Another great speaker at the Doors of Perception conference was Jimmy Wales from Wikipedia. All you worldchanging readers are familiar with it, but if anyone doubts its success at making the sum of all human knowledge freely available, consider that Wikipedia has more entries than the Encyclopedia Britannica and Encarta combined (almost double Encyc. Britannica), and that’s just in English. In all languages, they expect to reach a terabyte of information in another year. Obviously that’s still not ALL human knowledge, but better than any one other source. And what about success in terms of popularity? They only get about 20% fewer hits than the New York Times, and expect to exceed it by next year. And yet, it’s an all-volunteer organization. Questions of the encyclopedia’s quality are more subjective, but hey, if you think an entry is bad, you can change it.

So how has Wikipedia become a success where other open-source knowledge bases (and proprietary knowledge-bases within companies) fail?

According to Wales, it’s not primarily a technological innovation, but a social & design innovation. Its elements:

  • 100% free software and content: everyone has the freedom to copy, modify, redistribute, and redistribute modified versions of it and its content.
  • Neutrality as bedrock principle (skirting philosophical issue of Objective Truth, just getting people to agree that what’s written tells a fair story)
  • Software design which reflects needs of users and has good quality-control features
  • Security not through user access permissions, but through vigilant users who clean stuff up after vandalism, and easy ways to see when things have been changed.

→ Challenge
Return the Wikipedia conference report above word for word, from start to finish.

→ Provided records
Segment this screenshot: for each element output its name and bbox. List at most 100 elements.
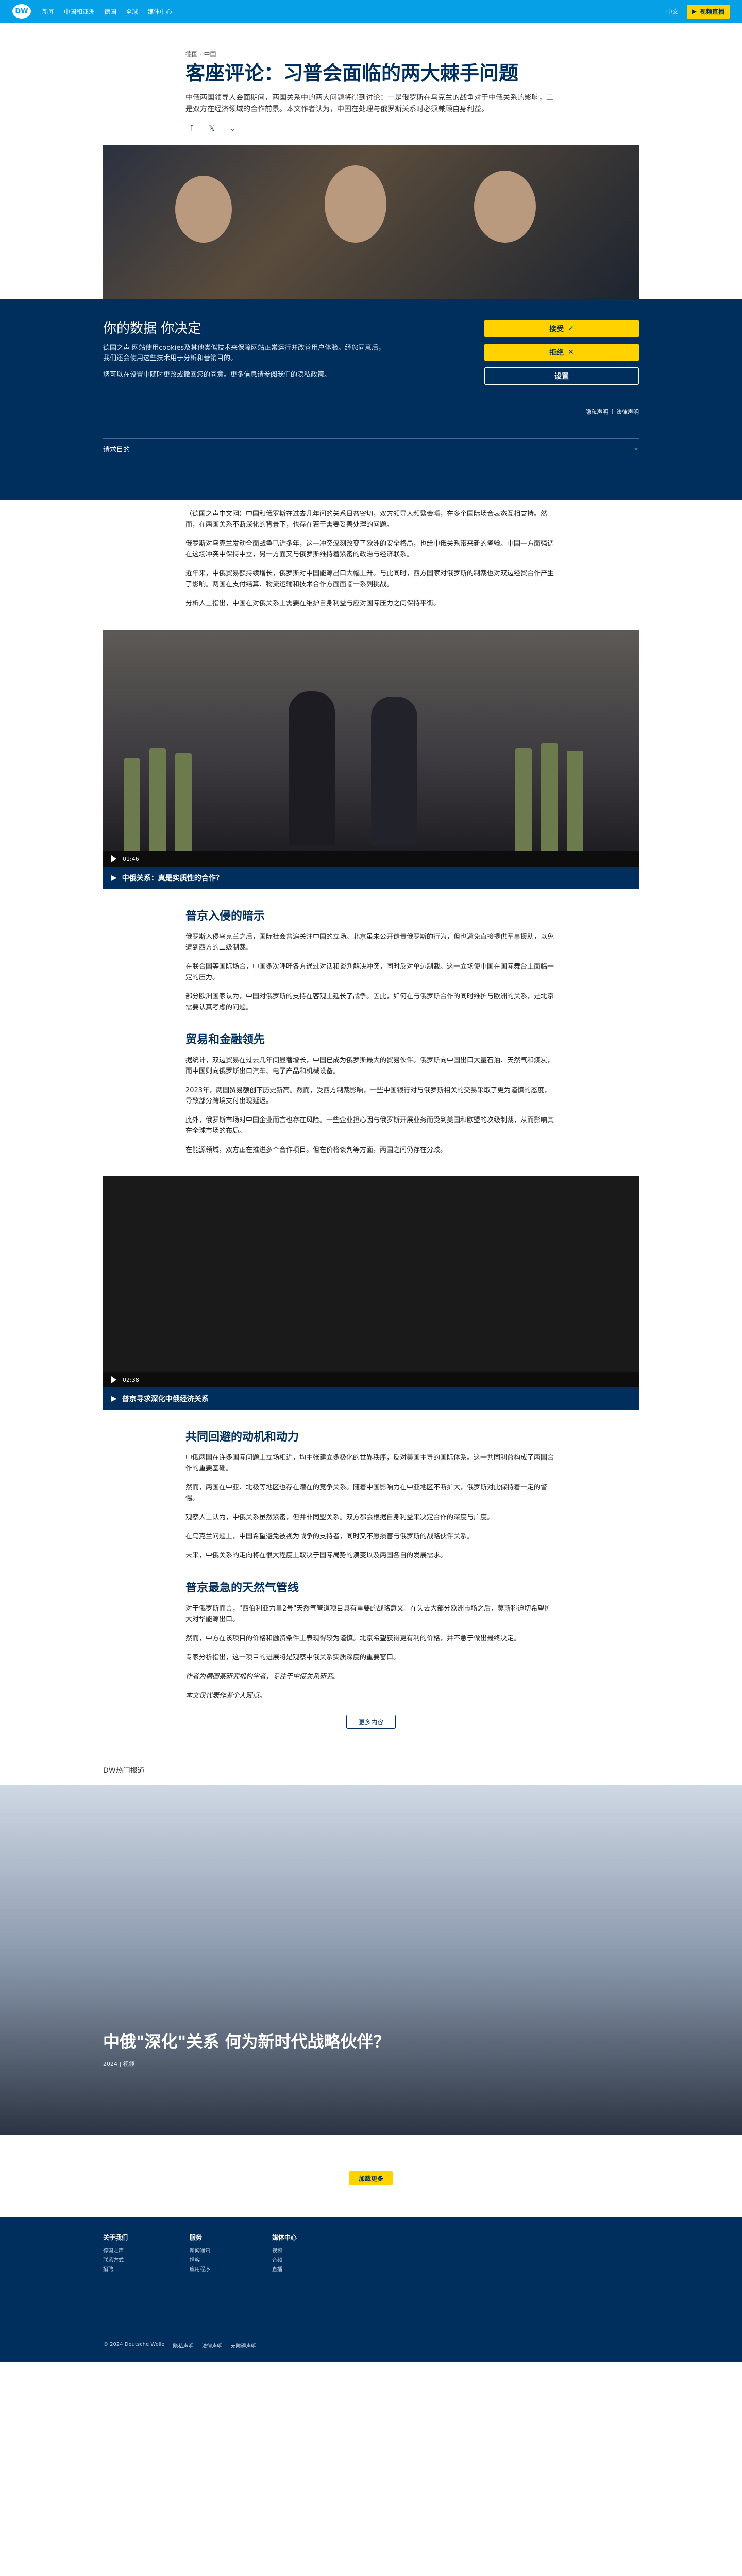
article-section: 共同回避的动机和动力 中俄两国在许多国际问题上立场相近，均主张建立多极化的世界秩… xyxy=(185,1428,556,1701)
footer-link[interactable]: 应用程序 xyxy=(190,2265,210,2275)
article-section: 普京入侵的暗示 俄罗斯入侵乌克兰之后，国际社会普遍关注中国的立场。北京虽未公开谴… xyxy=(185,907,556,1156)
facebook-icon[interactable]: f xyxy=(185,123,197,134)
paragraph: 2023年，两国贸易额创下历史新高。然而，受西方制裁影响，一些中国银行对与俄罗斯… xyxy=(185,1087,551,1105)
settings-button[interactable]: 设置 xyxy=(484,367,639,385)
paragraph: 中俄两国在许多国际问题上立场相近，均主张建立多极化的世界秩序，反对美国主导的国际… xyxy=(185,1454,554,1472)
video-controls: 01:46 xyxy=(103,851,639,867)
cookie-consent-banner: 你的数据 你决定 德国之声 网站使用cookies及其他类似技术来保障网站正常运… xyxy=(0,299,742,500)
play-icon: ▶ xyxy=(692,8,697,15)
paragraph: 在联合国等国际场合，中国多次呼吁各方通过对话和谈判解决冲突，同时反对单边制裁。这… xyxy=(185,963,554,981)
footer-column: 服务 新闻通讯 播客 应用程序 xyxy=(190,2233,210,2275)
article-title: 客座评论：习普会面临的两大棘手问题 xyxy=(185,62,519,84)
share-bar: f 𝕏 ⌄ xyxy=(185,123,556,134)
nav-item-5[interactable]: 媒体中心 xyxy=(147,7,172,16)
x-icon[interactable]: 𝕏 xyxy=(206,123,217,134)
video-frame[interactable] xyxy=(103,1176,639,1372)
section-heading: 共同回避的动机和动力 xyxy=(185,1431,299,1444)
consent-text: 德国之声 网站使用cookies及其他类似技术来保障网站正常运行并改善用户体验。… xyxy=(103,344,385,362)
privacy-link[interactable]: 隐私声明 xyxy=(585,408,608,416)
footer-column: 媒体中心 视频 音频 直播 xyxy=(272,2233,297,2275)
paragraph: 分析人士指出，中国在对俄关系上需要在维护自身利益与应对国际压力之间保持平衡。 xyxy=(185,600,441,607)
footer-link[interactable]: 无障碍声明 xyxy=(230,2342,256,2349)
related-section-heading: DW热门报道 xyxy=(103,1767,145,1775)
article-body: （德国之声中文网）中国和俄罗斯在过去几年间的关系日益密切，双方领导人频繁会晤，在… xyxy=(185,509,556,609)
accept-button[interactable]: 接受 ✓ xyxy=(484,320,639,337)
paragraph: 在能源领域，双方正在推进多个合作项目。但在价格谈判等方面，两国之间仍存在分歧。 xyxy=(185,1146,447,1154)
paragraph: 据统计，双边贸易在过去几年间显著增长，中国已成为俄罗斯最大的贸易伙伴。俄罗斯向中… xyxy=(185,1057,554,1075)
main-nav: 新闻 中国和亚洲 德国 全球 媒体中心 xyxy=(42,7,172,16)
footer-link[interactable]: 招聘 xyxy=(103,2265,128,2275)
video-duration: 02:38 xyxy=(123,1376,139,1383)
paragraph: 俄罗斯对乌克兰发动全面战争已近多年，这一冲突深刻改变了欧洲的安全格局，也给中俄关… xyxy=(185,540,554,558)
section-heading: 普京最急的天然气管线 xyxy=(185,1582,299,1595)
video-player-2: 02:38 ▶ 普京寻求深化中俄经济关系 xyxy=(103,1176,639,1410)
hero-image xyxy=(103,145,639,299)
article-kicker[interactable]: 德国 · 中国 xyxy=(185,49,556,58)
paragraph: 未来，中俄关系的走向将在很大程度上取决于国际局势的演变以及两国各自的发展需求。 xyxy=(185,1552,447,1560)
section-heading: 普京入侵的暗示 xyxy=(185,910,265,923)
legal-link[interactable]: 法律声明 xyxy=(616,408,639,416)
related-feature-card[interactable]: 中俄"深化"关系 何为新时代战略伙伴？ 2024 | 视频 xyxy=(0,1785,742,2135)
footer-link[interactable]: 音频 xyxy=(272,2256,297,2265)
paragraph: 对于俄罗斯而言，"西伯利亚力量2号"天然气管道项目具有重要的战略意义。在失去大部… xyxy=(185,1605,551,1623)
nav-item-3[interactable]: 德国 xyxy=(104,7,116,16)
footer-link[interactable]: 直播 xyxy=(272,2265,297,2275)
close-icon: ✕ xyxy=(568,348,574,357)
disclaimer: 本文仅代表作者个人观点。 xyxy=(185,1692,266,1700)
live-video-button[interactable]: ▶ 视频直播 xyxy=(686,4,730,19)
check-icon: ✓ xyxy=(568,325,574,333)
play-icon: ▶ xyxy=(111,1395,117,1403)
footer-bottom: © 2024 Deutsche Welle 隐私声明 法律声明 无障碍声明 xyxy=(103,2342,639,2349)
video-player-1: 01:46 ▶ 中俄关系：真是实质性的合作？ xyxy=(103,630,639,889)
chevron-down-icon: ⌄ xyxy=(633,444,639,452)
footer-link[interactable]: 法律声明 xyxy=(201,2342,222,2349)
video-duration: 01:46 xyxy=(123,855,139,862)
article-header: 德国 · 中国 客座评论：习普会面临的两大棘手问题 中俄两国领导人会面期间，两国… xyxy=(185,49,556,134)
footer-column: 关于我们 德国之声 联系方式 招聘 xyxy=(103,2233,128,2275)
person-figure xyxy=(175,176,232,243)
nav-item-2[interactable]: 中国和亚洲 xyxy=(64,7,95,16)
language-switcher[interactable]: 中文 xyxy=(666,7,679,16)
feature-meta: 2024 | 视频 xyxy=(103,2061,134,2067)
more-content-button[interactable]: 更多内容 xyxy=(346,1715,396,1729)
nav-item-1[interactable]: 新闻 xyxy=(42,7,55,16)
paragraph: 观察人士认为，中俄关系虽然紧密，但并非同盟关系。双方都会根据自身利益来决定合作的… xyxy=(185,1514,494,1521)
load-more-button[interactable]: 加载更多 xyxy=(349,2171,393,2185)
video-caption: ▶ 中俄关系：真是实质性的合作？ xyxy=(103,867,639,889)
footer-link[interactable]: 德国之声 xyxy=(103,2247,128,2256)
person-figure xyxy=(474,171,536,243)
paragraph: 然而，两国在中亚、北极等地区也存在潜在的竞争关系。随着中国影响力在中亚地区不断扩… xyxy=(185,1484,548,1502)
paragraph: 然而，中方在该项目的价格和融资条件上表现得较为谨慎。北京希望获得更有利的价格，并… xyxy=(185,1635,521,1642)
play-icon[interactable] xyxy=(111,1376,116,1383)
paragraph: 专家分析指出，这一项目的进展将是观察中俄关系实质深度的重要窗口。 xyxy=(185,1654,400,1662)
site-footer: 关于我们 德国之声 联系方式 招聘 服务 新闻通讯 播客 应用程序 媒体中心 视… xyxy=(0,2217,742,2362)
footer-link[interactable]: 视频 xyxy=(272,2247,297,2256)
paragraph: 部分欧洲国家认为，中国对俄罗斯的支持在客观上延长了战争。因此，如何在与俄罗斯合作… xyxy=(185,993,554,1011)
footer-link[interactable]: 播客 xyxy=(190,2256,210,2265)
reject-button[interactable]: 拒绝 ✕ xyxy=(484,344,639,361)
footer-link[interactable]: 隐私声明 xyxy=(173,2342,193,2349)
video-controls: 02:38 xyxy=(103,1372,639,1387)
feature-title[interactable]: 中俄"深化"关系 何为新时代战略伙伴？ xyxy=(103,2029,567,2053)
video-caption: ▶ 普京寻求深化中俄经济关系 xyxy=(103,1387,639,1410)
video-thumbnail[interactable] xyxy=(103,630,639,851)
consent-text-secondary: 您可以在设置中随时更改或撤回您的同意。更多信息请参阅我们的隐私政策。 xyxy=(103,371,331,379)
copyright: © 2024 Deutsche Welle xyxy=(103,2342,165,2347)
top-navigation-bar: DW 新闻 中国和亚洲 德国 全球 媒体中心 中文 ▶ 视频直播 xyxy=(0,0,742,23)
paragraph: （德国之声中文网）中国和俄罗斯在过去几年间的关系日益密切，双方领导人频繁会晤，在… xyxy=(185,510,548,529)
chevron-down-icon[interactable]: ⌄ xyxy=(227,123,238,134)
person-figure xyxy=(325,165,386,243)
play-icon: ▶ xyxy=(111,874,117,882)
paragraph: 此外，俄罗斯市场对中国企业而言也存在风险。一些企业担心因与俄罗斯开展业务而受到美… xyxy=(185,1116,554,1135)
author-note: 作者为德国某研究机构学者，专注于中俄关系研究。 xyxy=(185,1673,340,1681)
consent-purposes-toggle[interactable]: 请求目的 ⌄ xyxy=(103,438,639,454)
paragraph: 俄罗斯入侵乌克兰之后，国际社会普遍关注中国的立场。北京虽未公开谴责俄罗斯的行为，… xyxy=(185,933,554,952)
nav-item-4[interactable]: 全球 xyxy=(126,7,138,16)
dw-logo[interactable]: DW xyxy=(12,4,31,19)
footer-link[interactable]: 联系方式 xyxy=(103,2256,128,2265)
paragraph: 近年来，中俄贸易额持续增长，俄罗斯对中国能源出口大幅上升。与此同时，西方国家对俄… xyxy=(185,570,554,588)
footer-link[interactable]: 新闻通讯 xyxy=(190,2247,210,2256)
article-lead: 中俄两国领导人会面期间，两国关系中的两大问题将得到讨论：一是俄罗斯在乌克兰的战争… xyxy=(185,94,553,113)
section-heading: 贸易和金融领先 xyxy=(185,1033,265,1046)
play-icon[interactable] xyxy=(111,855,116,862)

→ Finished task
Another great speaker at the Doors of Perception conference was Jimmy Wales from Wikipedia. All you worldchanging readers are familiar with it, but if anyone doubts its success at making the sum of all human knowledge freely available, consider that Wikipedia has more entries than the Encyclopedia Britannica and Encarta combined (almost double Encyc. Britannica), and that’s just in English. In all languages, they expect to reach a terabyte of information in another year. Obviously that’s still not ALL human knowledge, but better than any one other source. And what about success in terms of popularity? They only get about 20% fewer hits than the New York Times, and expect to exceed it by next year. And yet, it’s an all-volunteer organization. Questions of the encyclopedia’s quality are more subjective, but hey, if you think an entry is bad, you can change it.

So how has Wikipedia become a success where other open-source knowledge bases (and proprietary knowledge-bases within companies) fail?

According to Wales, it’s not primarily a technological innovation, but a social & design innovation. Its elements:

  • 100% free software and content: everyone has the freedom to copy, modify, redistribute, and redistribute modified versions of it and its content.
  • Neutrality as bedrock principle (skirting philosophical issue of Objective Truth, just getting people to agree that what’s written tells a fair story)
  • Software design which reflects needs of users and has good quality-control features
  • Security not through user access permissions, but through vigilant users who clean stuff up after vandalism, and easy ways to see when things have been changed.